Stated task:
Wherever the word "title" shows up in a line, please copy that line.

Records to use:
(begin)

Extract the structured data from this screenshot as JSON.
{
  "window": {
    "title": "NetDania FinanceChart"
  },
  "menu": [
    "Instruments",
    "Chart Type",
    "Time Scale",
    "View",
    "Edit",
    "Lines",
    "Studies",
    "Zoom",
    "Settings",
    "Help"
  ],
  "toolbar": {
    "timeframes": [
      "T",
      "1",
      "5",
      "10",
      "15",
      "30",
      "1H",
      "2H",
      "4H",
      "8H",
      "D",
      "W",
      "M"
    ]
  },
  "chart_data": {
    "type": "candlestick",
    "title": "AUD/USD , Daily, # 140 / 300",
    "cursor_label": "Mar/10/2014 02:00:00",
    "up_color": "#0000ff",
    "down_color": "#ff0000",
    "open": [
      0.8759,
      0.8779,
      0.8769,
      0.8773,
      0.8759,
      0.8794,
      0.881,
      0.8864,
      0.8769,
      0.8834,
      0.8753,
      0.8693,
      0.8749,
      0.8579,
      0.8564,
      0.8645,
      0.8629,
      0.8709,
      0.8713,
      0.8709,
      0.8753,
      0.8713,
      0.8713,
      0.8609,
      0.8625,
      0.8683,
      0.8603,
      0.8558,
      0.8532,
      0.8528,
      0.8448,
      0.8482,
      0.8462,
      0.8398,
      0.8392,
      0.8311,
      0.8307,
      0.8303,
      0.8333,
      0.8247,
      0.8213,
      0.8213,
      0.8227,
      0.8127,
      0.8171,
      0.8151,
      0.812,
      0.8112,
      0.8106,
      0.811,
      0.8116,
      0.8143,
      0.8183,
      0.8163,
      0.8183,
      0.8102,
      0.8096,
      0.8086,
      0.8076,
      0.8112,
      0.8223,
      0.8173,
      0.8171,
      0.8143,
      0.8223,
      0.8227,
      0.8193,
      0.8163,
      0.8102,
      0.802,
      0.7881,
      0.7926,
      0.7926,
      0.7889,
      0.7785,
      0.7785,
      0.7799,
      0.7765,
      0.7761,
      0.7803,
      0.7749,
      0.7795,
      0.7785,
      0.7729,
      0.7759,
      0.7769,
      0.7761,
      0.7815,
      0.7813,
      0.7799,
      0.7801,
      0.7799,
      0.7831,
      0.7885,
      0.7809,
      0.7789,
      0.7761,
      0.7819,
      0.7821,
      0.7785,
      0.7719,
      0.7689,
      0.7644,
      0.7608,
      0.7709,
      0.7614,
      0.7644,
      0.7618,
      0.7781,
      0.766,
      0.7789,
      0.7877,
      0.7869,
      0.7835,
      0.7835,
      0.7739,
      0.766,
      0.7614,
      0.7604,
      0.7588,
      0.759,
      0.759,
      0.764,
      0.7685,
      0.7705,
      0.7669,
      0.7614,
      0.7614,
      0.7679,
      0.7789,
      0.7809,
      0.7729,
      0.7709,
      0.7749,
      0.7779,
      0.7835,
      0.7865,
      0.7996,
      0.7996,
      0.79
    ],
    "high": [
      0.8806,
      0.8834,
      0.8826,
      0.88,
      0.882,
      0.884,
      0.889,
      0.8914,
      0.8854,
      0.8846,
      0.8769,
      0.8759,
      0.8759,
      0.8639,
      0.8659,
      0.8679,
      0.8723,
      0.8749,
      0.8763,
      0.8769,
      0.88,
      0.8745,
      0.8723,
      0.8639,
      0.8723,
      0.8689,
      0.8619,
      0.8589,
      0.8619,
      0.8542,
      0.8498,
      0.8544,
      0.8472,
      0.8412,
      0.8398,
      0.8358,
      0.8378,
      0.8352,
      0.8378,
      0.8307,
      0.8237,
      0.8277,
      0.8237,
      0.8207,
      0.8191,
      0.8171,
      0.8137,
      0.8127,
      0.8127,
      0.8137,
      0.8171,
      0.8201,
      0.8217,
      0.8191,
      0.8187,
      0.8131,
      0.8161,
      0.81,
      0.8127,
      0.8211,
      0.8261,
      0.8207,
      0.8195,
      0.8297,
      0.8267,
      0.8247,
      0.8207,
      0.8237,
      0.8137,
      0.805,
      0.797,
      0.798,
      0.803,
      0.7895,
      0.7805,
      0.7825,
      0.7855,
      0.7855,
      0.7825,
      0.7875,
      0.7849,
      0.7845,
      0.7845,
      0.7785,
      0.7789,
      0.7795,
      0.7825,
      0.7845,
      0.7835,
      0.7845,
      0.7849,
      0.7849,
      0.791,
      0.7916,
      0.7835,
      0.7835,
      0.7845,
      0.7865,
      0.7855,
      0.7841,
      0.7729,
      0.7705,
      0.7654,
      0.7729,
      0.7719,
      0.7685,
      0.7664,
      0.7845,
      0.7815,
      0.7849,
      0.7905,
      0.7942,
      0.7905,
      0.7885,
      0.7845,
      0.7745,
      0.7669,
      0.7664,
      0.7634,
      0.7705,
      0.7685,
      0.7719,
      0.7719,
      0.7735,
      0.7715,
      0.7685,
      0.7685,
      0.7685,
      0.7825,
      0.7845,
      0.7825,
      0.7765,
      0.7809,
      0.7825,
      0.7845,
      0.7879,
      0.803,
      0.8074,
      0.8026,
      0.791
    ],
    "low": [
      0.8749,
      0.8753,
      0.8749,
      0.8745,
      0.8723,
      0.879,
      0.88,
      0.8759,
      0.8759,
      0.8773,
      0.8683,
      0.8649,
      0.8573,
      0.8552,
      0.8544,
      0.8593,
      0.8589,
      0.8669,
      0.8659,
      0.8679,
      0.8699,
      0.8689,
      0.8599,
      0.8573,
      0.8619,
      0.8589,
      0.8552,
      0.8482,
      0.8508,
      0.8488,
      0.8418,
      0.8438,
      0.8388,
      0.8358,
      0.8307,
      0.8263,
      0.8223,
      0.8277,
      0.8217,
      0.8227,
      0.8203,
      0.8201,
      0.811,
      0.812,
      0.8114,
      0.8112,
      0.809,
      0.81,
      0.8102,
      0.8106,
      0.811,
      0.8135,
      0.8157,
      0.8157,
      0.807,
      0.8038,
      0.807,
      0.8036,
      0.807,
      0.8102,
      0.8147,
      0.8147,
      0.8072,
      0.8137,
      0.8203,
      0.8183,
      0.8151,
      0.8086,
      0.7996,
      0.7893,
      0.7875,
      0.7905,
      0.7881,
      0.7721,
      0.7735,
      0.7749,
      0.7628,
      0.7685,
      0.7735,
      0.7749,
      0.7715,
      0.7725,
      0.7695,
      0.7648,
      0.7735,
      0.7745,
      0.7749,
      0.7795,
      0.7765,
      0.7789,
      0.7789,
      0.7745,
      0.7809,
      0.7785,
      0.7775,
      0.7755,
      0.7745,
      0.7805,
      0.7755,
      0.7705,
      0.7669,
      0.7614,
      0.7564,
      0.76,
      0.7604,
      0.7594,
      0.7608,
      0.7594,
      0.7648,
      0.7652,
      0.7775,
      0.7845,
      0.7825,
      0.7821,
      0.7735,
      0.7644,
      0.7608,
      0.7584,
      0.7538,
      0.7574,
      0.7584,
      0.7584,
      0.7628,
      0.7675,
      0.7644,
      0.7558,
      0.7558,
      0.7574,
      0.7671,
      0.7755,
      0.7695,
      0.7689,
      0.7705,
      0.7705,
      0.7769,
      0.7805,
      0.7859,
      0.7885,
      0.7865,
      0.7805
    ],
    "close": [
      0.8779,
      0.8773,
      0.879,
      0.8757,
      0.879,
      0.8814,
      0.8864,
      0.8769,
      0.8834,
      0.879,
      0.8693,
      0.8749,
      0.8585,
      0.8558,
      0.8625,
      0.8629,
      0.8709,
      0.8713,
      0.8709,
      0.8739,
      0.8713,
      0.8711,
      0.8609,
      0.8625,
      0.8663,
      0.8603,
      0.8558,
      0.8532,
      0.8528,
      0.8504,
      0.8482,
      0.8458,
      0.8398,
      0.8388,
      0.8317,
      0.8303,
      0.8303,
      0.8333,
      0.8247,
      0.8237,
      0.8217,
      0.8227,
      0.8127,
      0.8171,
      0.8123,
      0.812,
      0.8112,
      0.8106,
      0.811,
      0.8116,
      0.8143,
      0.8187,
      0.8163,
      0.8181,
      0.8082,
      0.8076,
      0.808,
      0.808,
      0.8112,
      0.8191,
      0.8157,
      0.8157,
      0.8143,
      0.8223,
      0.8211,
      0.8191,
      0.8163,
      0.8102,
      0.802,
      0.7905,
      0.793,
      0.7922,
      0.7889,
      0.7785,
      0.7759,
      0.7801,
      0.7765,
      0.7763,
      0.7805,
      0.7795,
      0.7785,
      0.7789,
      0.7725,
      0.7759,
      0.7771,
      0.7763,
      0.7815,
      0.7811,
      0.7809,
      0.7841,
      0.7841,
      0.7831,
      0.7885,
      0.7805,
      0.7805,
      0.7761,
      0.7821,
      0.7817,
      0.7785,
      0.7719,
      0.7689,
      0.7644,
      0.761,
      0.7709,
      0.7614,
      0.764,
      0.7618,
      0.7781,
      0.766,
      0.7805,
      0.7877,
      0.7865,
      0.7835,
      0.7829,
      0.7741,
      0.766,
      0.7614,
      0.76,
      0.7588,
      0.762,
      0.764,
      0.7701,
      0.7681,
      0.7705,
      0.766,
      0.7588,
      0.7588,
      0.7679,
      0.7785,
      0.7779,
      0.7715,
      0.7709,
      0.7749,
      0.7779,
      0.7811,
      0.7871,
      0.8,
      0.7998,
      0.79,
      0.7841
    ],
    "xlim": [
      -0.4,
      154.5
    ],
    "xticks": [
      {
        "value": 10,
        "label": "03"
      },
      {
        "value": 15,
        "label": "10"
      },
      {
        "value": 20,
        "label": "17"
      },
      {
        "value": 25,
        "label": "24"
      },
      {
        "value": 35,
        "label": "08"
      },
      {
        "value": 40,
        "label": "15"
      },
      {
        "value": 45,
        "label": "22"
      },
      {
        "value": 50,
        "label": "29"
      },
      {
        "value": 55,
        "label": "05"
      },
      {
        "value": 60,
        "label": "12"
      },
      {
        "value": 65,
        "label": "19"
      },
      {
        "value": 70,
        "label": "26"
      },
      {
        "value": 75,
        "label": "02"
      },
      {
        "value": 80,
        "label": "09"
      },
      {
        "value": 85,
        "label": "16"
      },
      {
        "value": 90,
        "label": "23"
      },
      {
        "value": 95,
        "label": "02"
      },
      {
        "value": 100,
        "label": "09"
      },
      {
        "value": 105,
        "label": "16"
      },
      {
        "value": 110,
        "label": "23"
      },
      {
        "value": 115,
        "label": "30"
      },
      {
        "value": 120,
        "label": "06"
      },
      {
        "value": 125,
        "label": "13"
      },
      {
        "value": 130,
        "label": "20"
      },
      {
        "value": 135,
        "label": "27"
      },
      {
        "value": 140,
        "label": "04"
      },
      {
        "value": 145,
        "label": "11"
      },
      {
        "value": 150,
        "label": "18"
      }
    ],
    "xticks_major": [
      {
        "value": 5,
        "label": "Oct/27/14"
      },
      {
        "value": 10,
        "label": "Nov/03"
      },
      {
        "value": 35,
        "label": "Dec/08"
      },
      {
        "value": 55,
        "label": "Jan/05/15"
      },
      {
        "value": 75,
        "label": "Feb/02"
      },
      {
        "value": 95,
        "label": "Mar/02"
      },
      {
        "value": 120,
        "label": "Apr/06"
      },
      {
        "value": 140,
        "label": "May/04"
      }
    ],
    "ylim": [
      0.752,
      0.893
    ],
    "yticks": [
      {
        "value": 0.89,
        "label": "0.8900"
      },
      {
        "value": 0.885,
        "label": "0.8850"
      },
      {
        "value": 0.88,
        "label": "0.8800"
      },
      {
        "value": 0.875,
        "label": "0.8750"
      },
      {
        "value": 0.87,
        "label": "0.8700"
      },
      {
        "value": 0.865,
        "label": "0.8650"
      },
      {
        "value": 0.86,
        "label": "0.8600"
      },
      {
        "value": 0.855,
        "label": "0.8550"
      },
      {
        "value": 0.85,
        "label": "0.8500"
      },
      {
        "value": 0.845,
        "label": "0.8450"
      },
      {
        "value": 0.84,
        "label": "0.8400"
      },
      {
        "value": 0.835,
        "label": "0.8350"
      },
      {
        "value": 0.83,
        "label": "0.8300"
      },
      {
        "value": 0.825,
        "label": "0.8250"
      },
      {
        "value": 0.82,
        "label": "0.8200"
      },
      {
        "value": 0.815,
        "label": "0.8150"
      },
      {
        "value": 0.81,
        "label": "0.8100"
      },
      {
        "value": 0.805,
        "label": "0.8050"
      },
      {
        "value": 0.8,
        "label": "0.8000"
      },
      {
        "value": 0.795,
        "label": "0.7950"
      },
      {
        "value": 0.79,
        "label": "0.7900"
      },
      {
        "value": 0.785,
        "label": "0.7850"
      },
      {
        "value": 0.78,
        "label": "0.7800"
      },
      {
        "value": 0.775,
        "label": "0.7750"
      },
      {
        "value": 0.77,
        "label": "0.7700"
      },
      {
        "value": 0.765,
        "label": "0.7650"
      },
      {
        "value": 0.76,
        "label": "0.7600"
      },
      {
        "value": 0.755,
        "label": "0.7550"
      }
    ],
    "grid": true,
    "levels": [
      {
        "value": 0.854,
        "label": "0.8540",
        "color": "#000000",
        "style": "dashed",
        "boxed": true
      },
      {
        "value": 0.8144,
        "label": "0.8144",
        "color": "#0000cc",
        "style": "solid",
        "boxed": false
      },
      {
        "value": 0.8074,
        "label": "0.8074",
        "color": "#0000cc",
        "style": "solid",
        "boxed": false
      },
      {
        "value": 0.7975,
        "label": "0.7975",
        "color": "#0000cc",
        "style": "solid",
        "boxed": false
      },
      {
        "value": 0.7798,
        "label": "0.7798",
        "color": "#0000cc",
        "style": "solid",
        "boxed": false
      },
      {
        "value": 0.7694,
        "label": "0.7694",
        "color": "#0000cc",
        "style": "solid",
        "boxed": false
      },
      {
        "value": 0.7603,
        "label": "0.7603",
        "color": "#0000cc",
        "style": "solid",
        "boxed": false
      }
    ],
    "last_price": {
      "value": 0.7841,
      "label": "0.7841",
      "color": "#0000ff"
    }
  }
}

(end)

Answer to this problem:
    "title": "NetDania FinanceChart"
    "title": "AUD/USD , Daily, # 140 / 300",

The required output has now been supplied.